WORK INSTRUCTIONS: The records below must be transcribed exactly. Do not include the pictures.

[Begin]

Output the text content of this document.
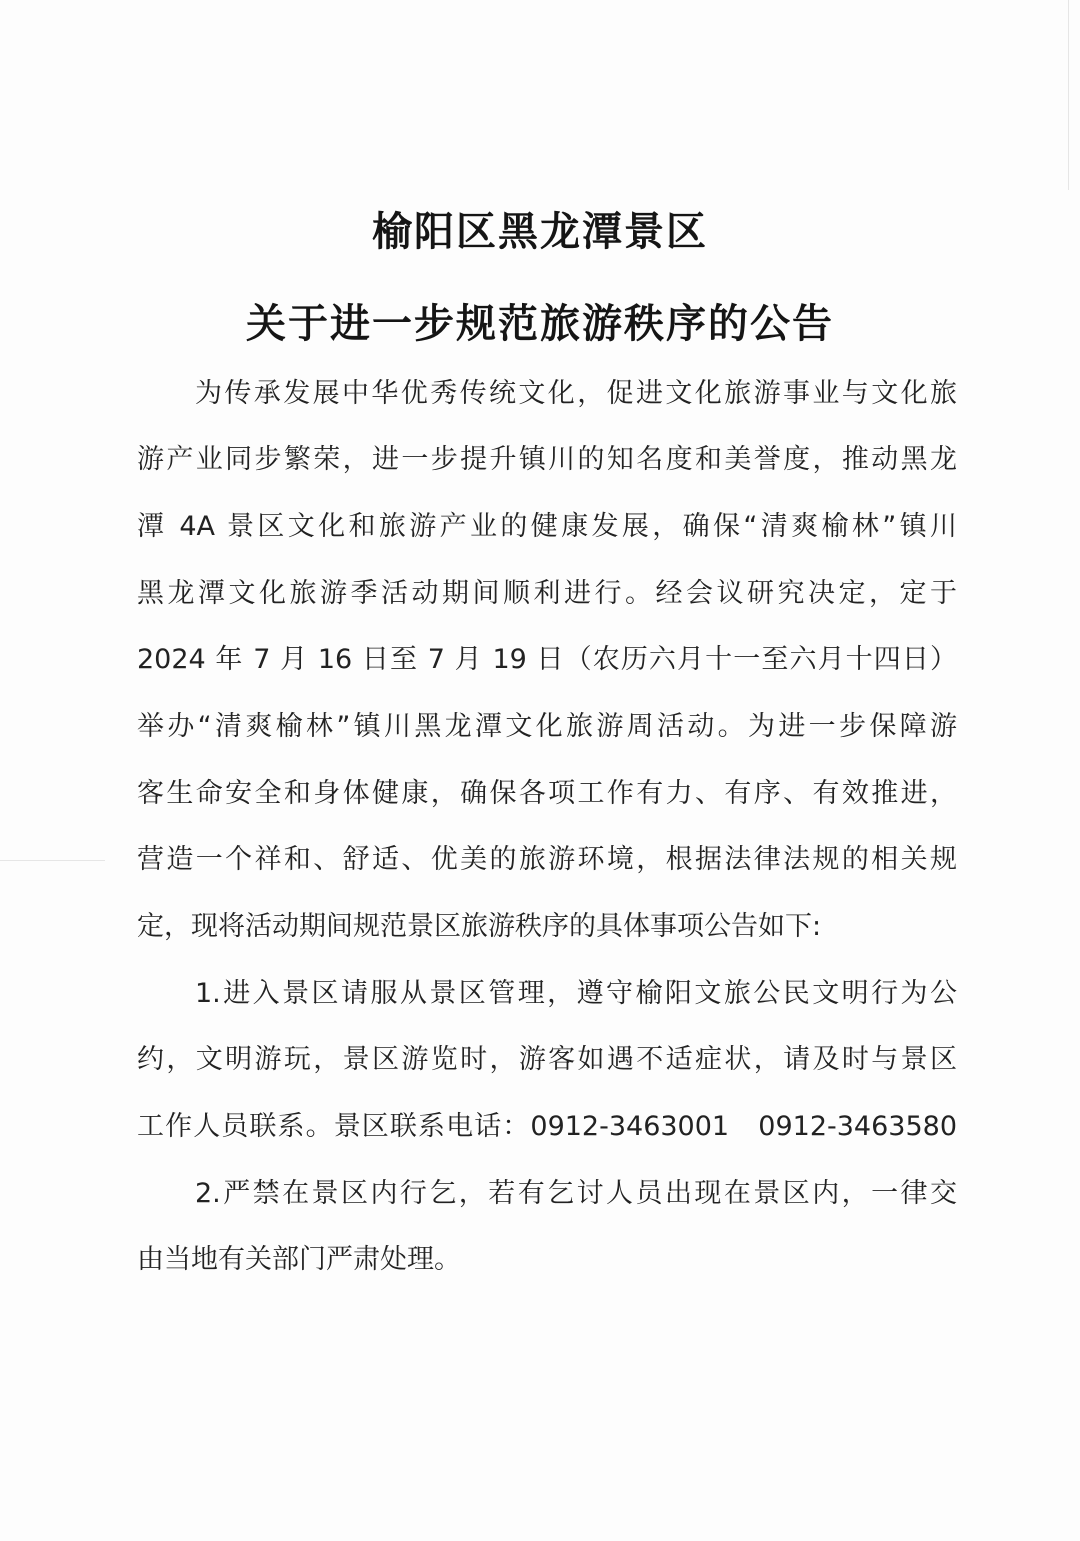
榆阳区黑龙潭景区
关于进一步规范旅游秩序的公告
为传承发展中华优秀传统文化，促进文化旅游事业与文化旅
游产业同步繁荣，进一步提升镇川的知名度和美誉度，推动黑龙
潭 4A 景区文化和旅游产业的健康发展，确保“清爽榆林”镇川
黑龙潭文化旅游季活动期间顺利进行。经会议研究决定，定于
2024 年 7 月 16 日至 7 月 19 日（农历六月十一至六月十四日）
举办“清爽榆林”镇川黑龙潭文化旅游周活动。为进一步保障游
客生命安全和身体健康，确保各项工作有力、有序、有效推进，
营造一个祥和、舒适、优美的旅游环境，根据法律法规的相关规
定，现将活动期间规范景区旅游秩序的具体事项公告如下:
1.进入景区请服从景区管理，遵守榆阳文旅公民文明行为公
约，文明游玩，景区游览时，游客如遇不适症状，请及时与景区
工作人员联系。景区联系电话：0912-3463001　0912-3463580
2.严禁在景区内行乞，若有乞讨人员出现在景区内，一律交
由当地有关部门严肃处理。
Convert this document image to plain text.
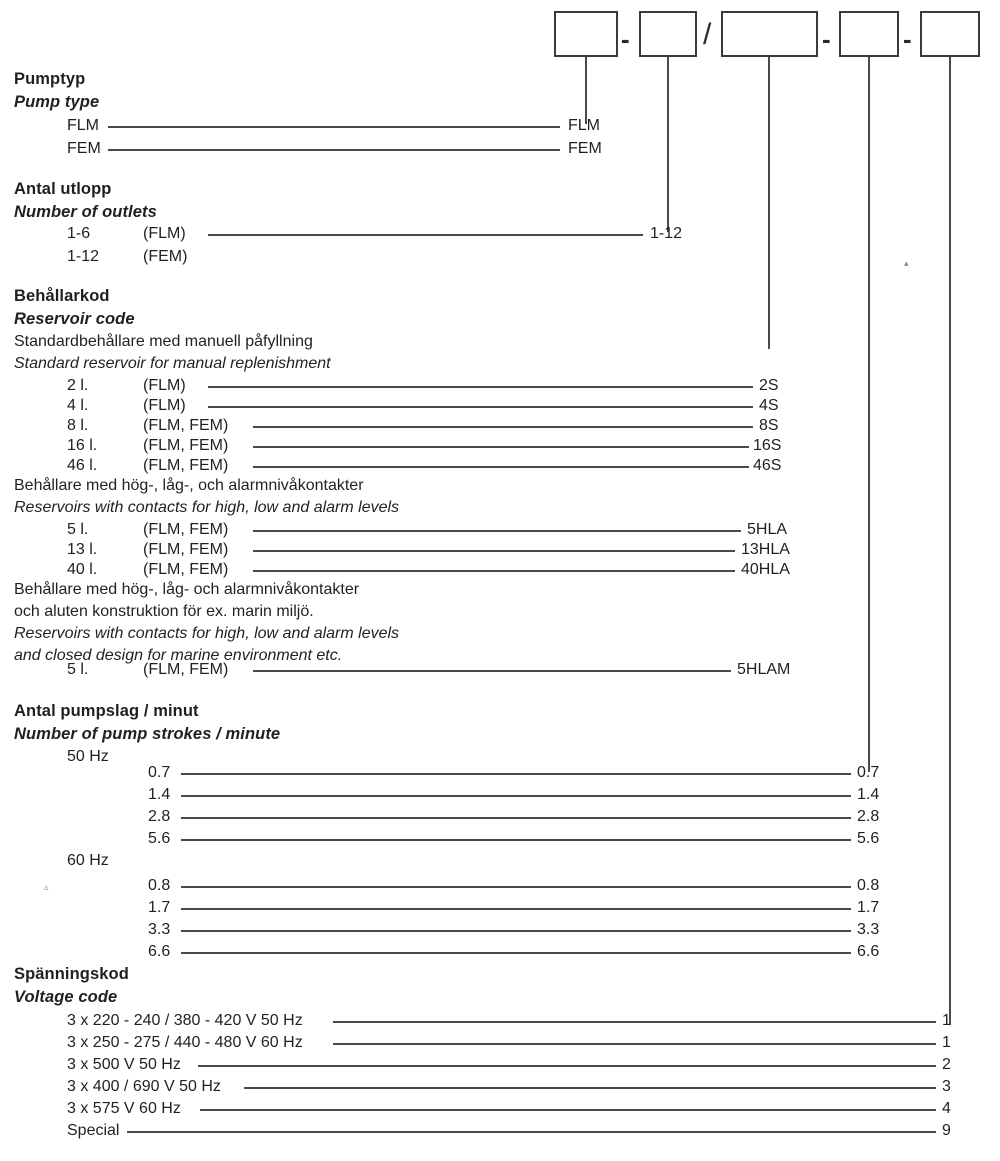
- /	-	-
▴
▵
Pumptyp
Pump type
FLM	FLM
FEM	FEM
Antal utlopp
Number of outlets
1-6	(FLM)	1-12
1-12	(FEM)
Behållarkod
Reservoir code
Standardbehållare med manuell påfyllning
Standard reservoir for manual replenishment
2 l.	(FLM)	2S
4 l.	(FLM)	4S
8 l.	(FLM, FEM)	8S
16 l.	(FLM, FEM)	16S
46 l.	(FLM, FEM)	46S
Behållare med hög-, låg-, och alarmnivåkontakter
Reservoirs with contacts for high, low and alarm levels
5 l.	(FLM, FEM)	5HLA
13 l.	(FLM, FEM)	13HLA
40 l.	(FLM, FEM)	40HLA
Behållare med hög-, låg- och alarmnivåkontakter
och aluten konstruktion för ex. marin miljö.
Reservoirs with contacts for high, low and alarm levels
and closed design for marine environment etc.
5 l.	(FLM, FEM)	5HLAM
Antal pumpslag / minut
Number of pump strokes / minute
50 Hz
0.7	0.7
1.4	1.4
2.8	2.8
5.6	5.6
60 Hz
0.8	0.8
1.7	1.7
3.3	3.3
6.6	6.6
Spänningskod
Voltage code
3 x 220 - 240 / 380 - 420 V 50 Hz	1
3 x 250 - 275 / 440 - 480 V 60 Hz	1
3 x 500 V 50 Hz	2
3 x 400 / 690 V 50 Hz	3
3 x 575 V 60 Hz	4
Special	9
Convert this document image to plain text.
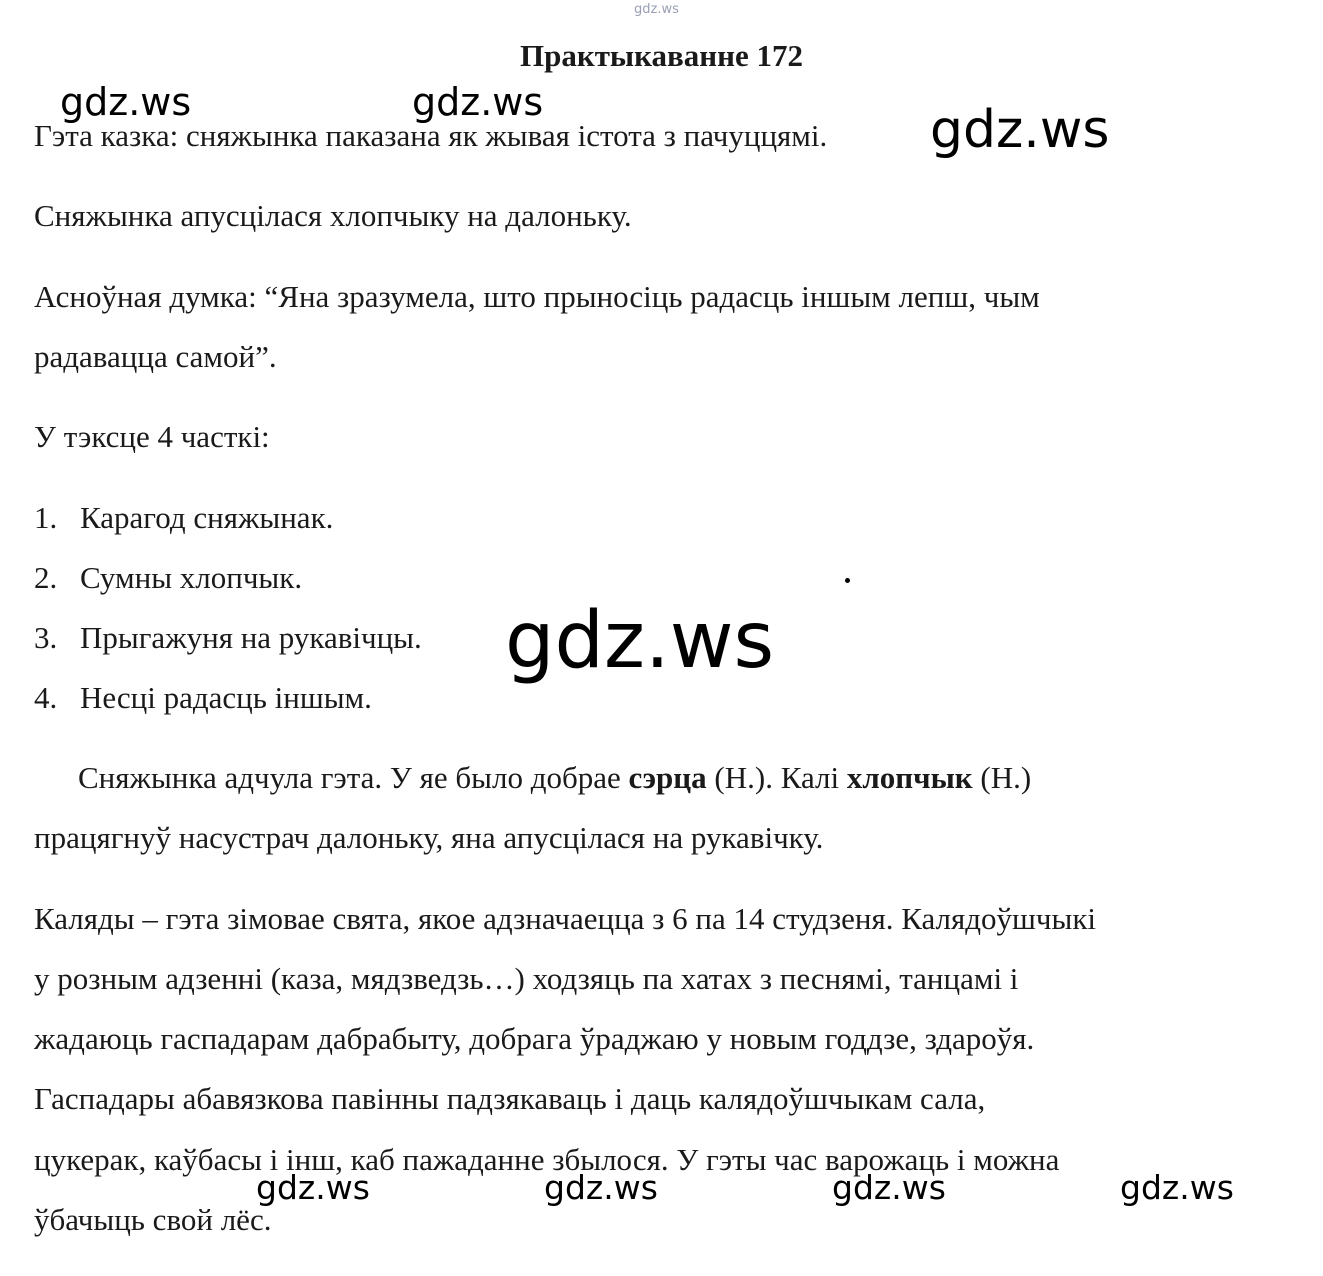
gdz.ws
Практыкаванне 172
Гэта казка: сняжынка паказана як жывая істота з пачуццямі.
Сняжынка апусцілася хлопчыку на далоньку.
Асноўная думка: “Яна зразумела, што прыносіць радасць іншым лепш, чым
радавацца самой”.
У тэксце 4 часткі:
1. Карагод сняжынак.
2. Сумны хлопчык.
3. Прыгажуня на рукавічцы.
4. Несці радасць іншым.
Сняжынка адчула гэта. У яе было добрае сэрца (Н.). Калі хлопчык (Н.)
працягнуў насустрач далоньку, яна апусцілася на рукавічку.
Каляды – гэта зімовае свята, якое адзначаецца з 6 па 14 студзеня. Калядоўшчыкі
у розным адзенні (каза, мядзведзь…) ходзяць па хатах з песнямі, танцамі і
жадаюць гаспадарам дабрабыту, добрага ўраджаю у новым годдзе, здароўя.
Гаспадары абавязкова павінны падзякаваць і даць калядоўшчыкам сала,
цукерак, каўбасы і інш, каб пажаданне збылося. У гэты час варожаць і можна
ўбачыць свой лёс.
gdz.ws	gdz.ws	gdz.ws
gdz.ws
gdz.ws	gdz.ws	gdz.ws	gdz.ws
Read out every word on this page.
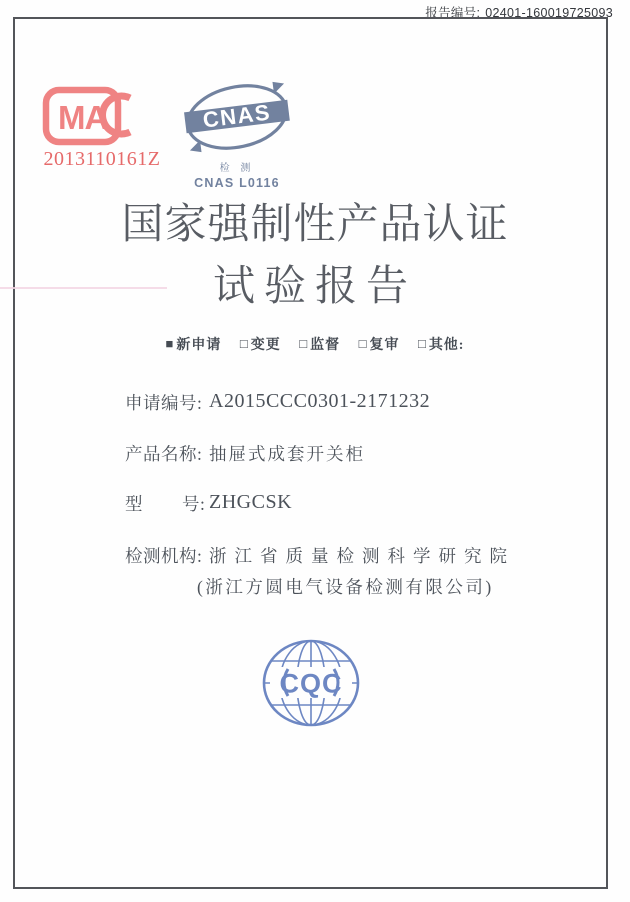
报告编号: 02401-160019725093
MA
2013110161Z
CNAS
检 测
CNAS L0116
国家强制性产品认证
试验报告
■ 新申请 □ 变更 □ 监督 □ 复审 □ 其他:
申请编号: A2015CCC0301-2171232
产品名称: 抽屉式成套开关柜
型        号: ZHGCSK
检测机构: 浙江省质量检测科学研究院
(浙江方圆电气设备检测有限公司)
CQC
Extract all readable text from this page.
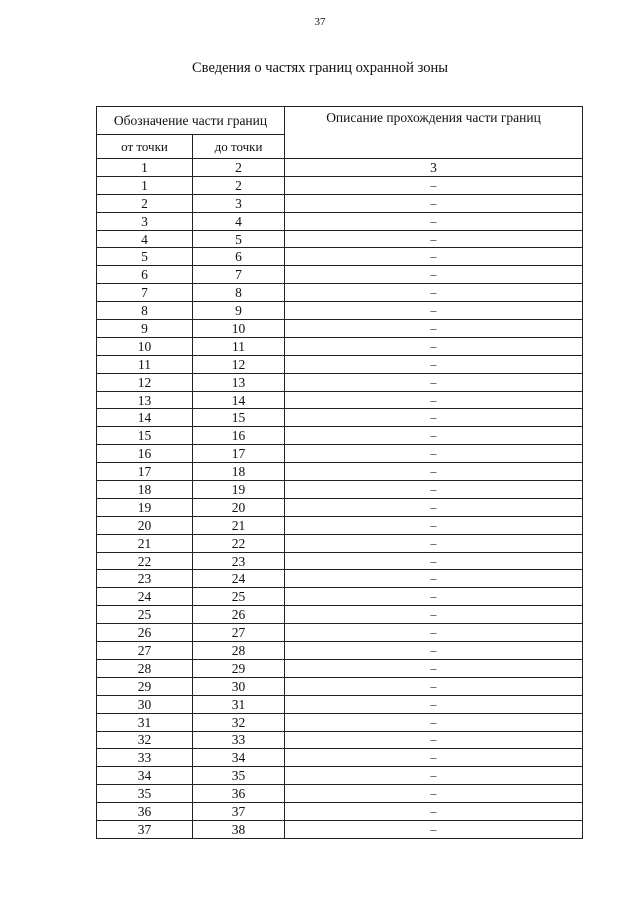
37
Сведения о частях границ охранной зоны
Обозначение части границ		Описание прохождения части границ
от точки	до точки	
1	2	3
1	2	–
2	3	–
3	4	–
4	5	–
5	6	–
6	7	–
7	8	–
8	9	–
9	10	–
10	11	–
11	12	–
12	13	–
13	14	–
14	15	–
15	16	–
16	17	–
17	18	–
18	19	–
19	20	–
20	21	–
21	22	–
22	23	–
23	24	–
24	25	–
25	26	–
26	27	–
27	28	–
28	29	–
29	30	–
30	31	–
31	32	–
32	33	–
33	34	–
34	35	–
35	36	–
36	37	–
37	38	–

[End]

COMPLETE OUTPUT:
Output the text content of this document.
榆阳区黑龙潭景区
关于进一步规范旅游秩序的公告
为传承发展中华优秀传统文化，促进文化旅游事业与文化旅
游产业同步繁荣，进一步提升镇川的知名度和美誉度，推动黑龙
潭 4A 景区文化和旅游产业的健康发展，确保“清爽榆林”镇川
黑龙潭文化旅游季活动期间顺利进行。经会议研究决定，定于
2024 年 7 月 16 日至 7 月 19 日（农历六月十一至六月十四日）
举办“清爽榆林”镇川黑龙潭文化旅游周活动。为进一步保障游
客生命安全和身体健康，确保各项工作有力、有序、有效推进，
营造一个祥和、舒适、优美的旅游环境，根据法律法规的相关规
定，现将活动期间规范景区旅游秩序的具体事项公告如下:
1.进入景区请服从景区管理，遵守榆阳文旅公民文明行为公
约，文明游玩，景区游览时，游客如遇不适症状，请及时与景区
工作人员联系。景区联系电话：0912-3463001　0912-3463580
2.严禁在景区内行乞，若有乞讨人员出现在景区内，一律交
由当地有关部门严肃处理。
Convert this document image to plain text.
- /	-	-
▴
▵
Pumptyp
Pump type
FLM	FLM
FEM	FEM
Antal utlopp
Number of outlets
1-6	(FLM)	1-12
1-12	(FEM)
Behållarkod
Reservoir code
Standardbehållare med manuell påfyllning
Standard reservoir for manual replenishment
2 l.	(FLM)	2S
4 l.	(FLM)	4S
8 l.	(FLM, FEM)	8S
16 l.	(FLM, FEM)	16S
46 l.	(FLM, FEM)	46S
Behållare med hög-, låg-, och alarmnivåkontakter
Reservoirs with contacts for high, low and alarm levels
5 l.	(FLM, FEM)	5HLA
13 l.	(FLM, FEM)	13HLA
40 l.	(FLM, FEM)	40HLA
Behållare med hög-, låg- och alarmnivåkontakter
och aluten konstruktion för ex. marin miljö.
Reservoirs with contacts for high, low and alarm levels
and closed design for marine environment etc.
5 l.	(FLM, FEM)	5HLAM
Antal pumpslag / minut
Number of pump strokes / minute
50 Hz
0.7	0.7
1.4	1.4
2.8	2.8
5.6	5.6
60 Hz
0.8	0.8
1.7	1.7
3.3	3.3
6.6	6.6
Spänningskod
Voltage code
3 x 220 - 240 / 380 - 420 V 50 Hz	1
3 x 250 - 275 / 440 - 480 V 60 Hz	1
3 x 500 V 50 Hz	2
3 x 400 / 690 V 50 Hz	3
3 x 575 V 60 Hz	4
Special	9
Convert this document image to plain text.
gdz.ws
Практыкаванне 172
Гэта казка: сняжынка паказана як жывая істота з пачуццямі.
Сняжынка апусцілася хлопчыку на далоньку.
Асноўная думка: “Яна зразумела, што прыносіць радасць іншым лепш, чым
радавацца самой”.
У тэксце 4 часткі:
1. Карагод сняжынак.
2. Сумны хлопчык.
3. Прыгажуня на рукавічцы.
4. Несці радасць іншым.
Сняжынка адчула гэта. У яе было добрае сэрца (Н.). Калі хлопчык (Н.)
працягнуў насустрач далоньку, яна апусцілася на рукавічку.
Каляды – гэта зімовае свята, якое адзначаецца з 6 па 14 студзеня. Калядоўшчыкі
у розным адзенні (каза, мядзведзь…) ходзяць па хатах з песнямі, танцамі і
жадаюць гаспадарам дабрабыту, добрага ўраджаю у новым годдзе, здароўя.
Гаспадары абавязкова павінны падзякаваць і даць калядоўшчыкам сала,
цукерак, каўбасы і інш, каб пажаданне збылося. У гэты час варожаць і можна
ўбачыць свой лёс.
gdz.ws	gdz.ws	gdz.ws
gdz.ws
gdz.ws	gdz.ws	gdz.ws	gdz.ws
Read out every word on this page.
报告编号: 02401-160019725093
MA
2013110161Z
CNAS
检 测
CNAS L0116
国家强制性产品认证
试验报告
■ 新申请 □ 变更 □ 监督 □ 复审 □ 其他:
申请编号: A2015CCC0301-2171232
产品名称: 抽屉式成套开关柜
型        号: ZHGCSK
检测机构: 浙江省质量检测科学研究院
(浙江方圆电气设备检测有限公司)
CQC
Extract all readable text from this page.
37
Сведения о частях границ охранной зоны
Обозначение части границ		Описание прохождения части границ
от точки	до точки	
1	2	3
1	2	–
2	3	–
3	4	–
4	5	–
5	6	–
6	7	–
7	8	–
8	9	–
9	10	–
10	11	–
11	12	–
12	13	–
13	14	–
14	15	–
15	16	–
16	17	–
17	18	–
18	19	–
19	20	–
20	21	–
21	22	–
22	23	–
23	24	–
24	25	–
25	26	–
26	27	–
27	28	–
28	29	–
29	30	–
30	31	–
31	32	–
32	33	–
33	34	–
34	35	–
35	36	–
36	37	–
37	38	–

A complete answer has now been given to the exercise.